[Extracted records]
☆ ☆ ☆ ☆ ☆ ☆ ☆

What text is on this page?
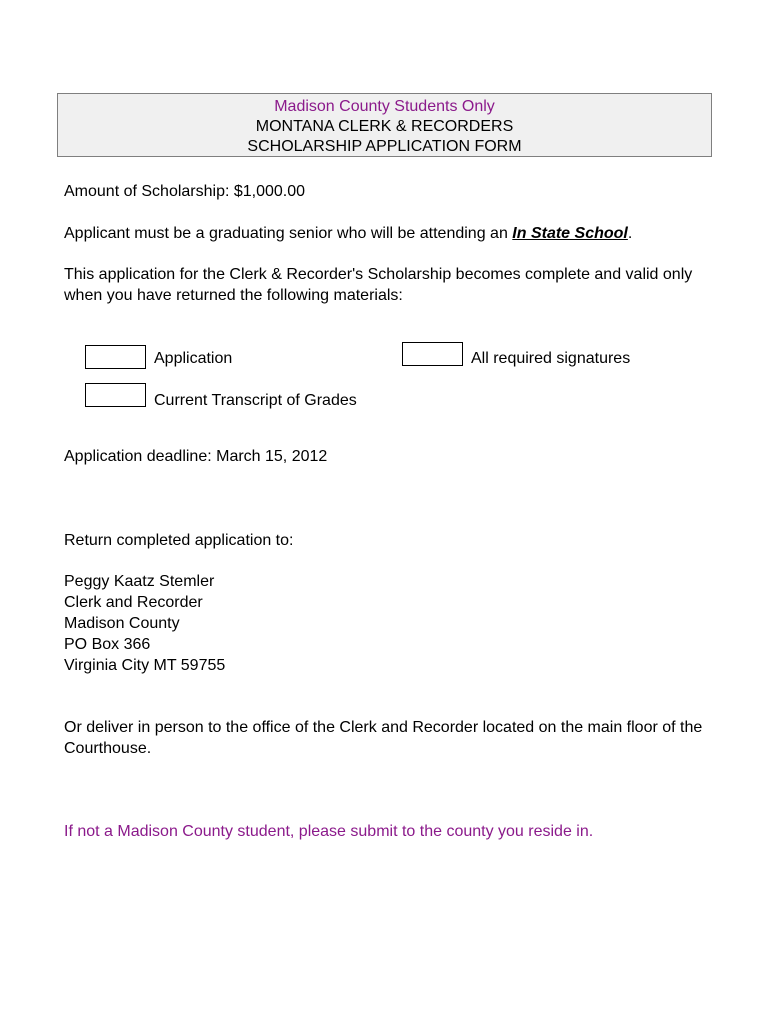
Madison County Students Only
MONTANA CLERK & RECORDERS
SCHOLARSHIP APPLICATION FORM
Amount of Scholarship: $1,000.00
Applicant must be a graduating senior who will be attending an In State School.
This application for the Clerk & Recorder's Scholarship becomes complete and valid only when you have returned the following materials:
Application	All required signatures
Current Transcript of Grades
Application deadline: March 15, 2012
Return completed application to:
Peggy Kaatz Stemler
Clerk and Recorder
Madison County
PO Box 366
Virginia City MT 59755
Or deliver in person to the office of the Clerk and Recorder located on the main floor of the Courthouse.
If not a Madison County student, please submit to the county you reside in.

☆ ☆ ☆ ☆ ☆ ☆ ☆

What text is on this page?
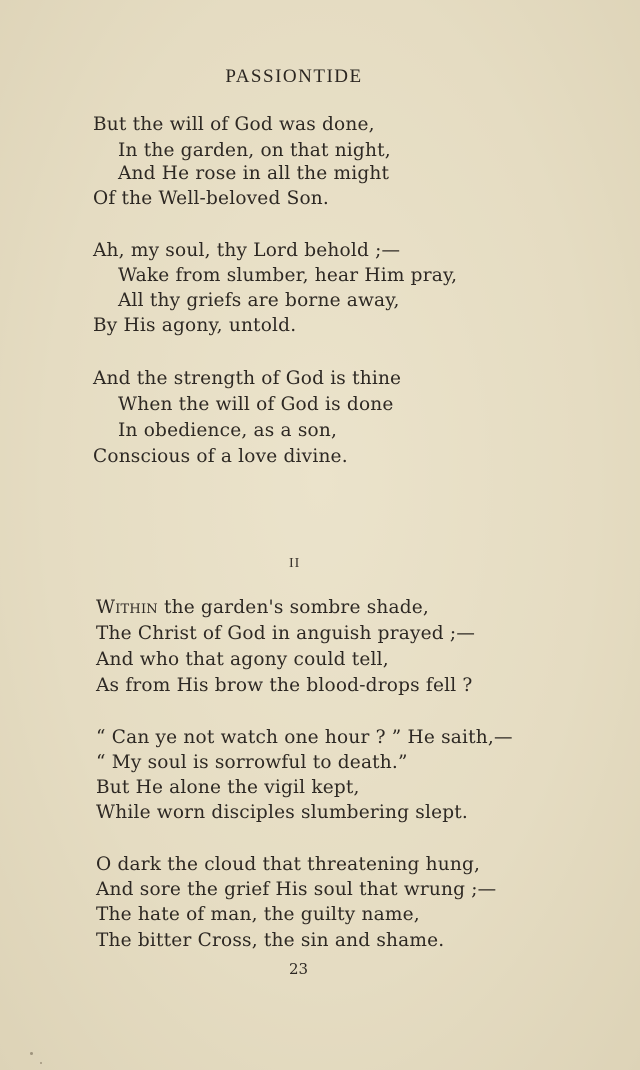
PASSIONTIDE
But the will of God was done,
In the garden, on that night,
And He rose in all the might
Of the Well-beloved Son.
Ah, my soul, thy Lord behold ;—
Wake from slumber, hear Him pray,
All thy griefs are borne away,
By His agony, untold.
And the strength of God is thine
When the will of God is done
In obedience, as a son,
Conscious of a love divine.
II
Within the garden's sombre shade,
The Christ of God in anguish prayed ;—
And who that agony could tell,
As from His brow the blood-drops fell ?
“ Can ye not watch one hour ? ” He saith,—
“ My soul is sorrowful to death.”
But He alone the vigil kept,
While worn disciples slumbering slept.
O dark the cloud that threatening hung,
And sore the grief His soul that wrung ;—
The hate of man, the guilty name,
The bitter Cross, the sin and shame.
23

☆ ☆ ☆ ☆ ☆ ☆ ☆

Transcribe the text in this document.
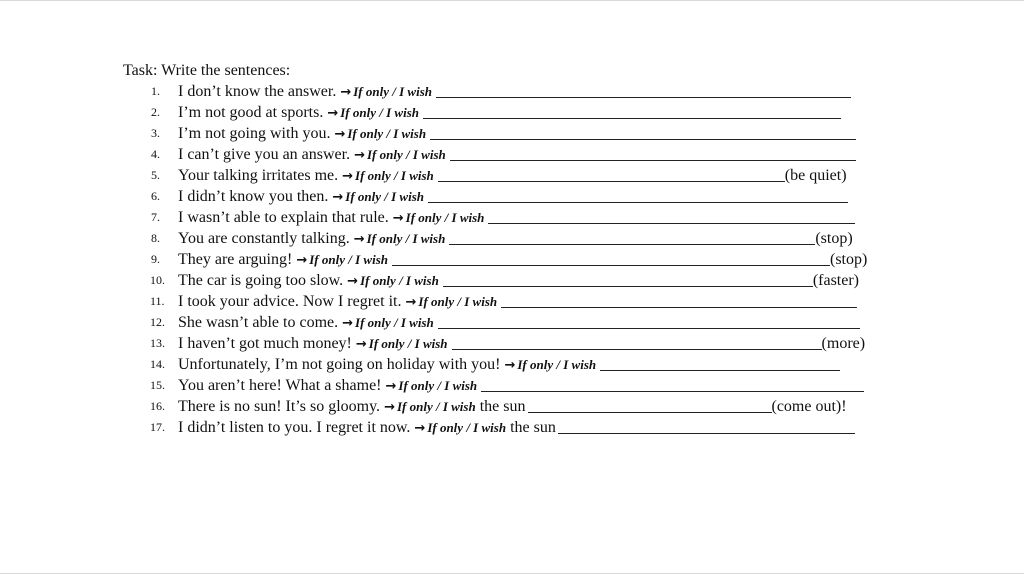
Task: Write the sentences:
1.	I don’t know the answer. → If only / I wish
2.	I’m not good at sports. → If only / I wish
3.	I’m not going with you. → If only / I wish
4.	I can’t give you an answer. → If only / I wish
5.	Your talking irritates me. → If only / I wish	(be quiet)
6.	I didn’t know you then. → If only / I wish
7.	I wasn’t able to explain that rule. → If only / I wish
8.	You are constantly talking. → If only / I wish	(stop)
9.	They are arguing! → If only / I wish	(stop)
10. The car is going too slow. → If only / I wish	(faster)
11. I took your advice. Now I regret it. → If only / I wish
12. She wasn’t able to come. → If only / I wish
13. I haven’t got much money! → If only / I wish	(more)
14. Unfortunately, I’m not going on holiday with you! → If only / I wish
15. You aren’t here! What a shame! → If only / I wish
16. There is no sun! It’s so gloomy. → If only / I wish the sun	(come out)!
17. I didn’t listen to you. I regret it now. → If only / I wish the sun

☆ ☆ ☆ ☆ ☆ ☆ ☆

• Task description
Of the lines above, how many hold the word "Madison"? Say the number alone.

• Exercise result
3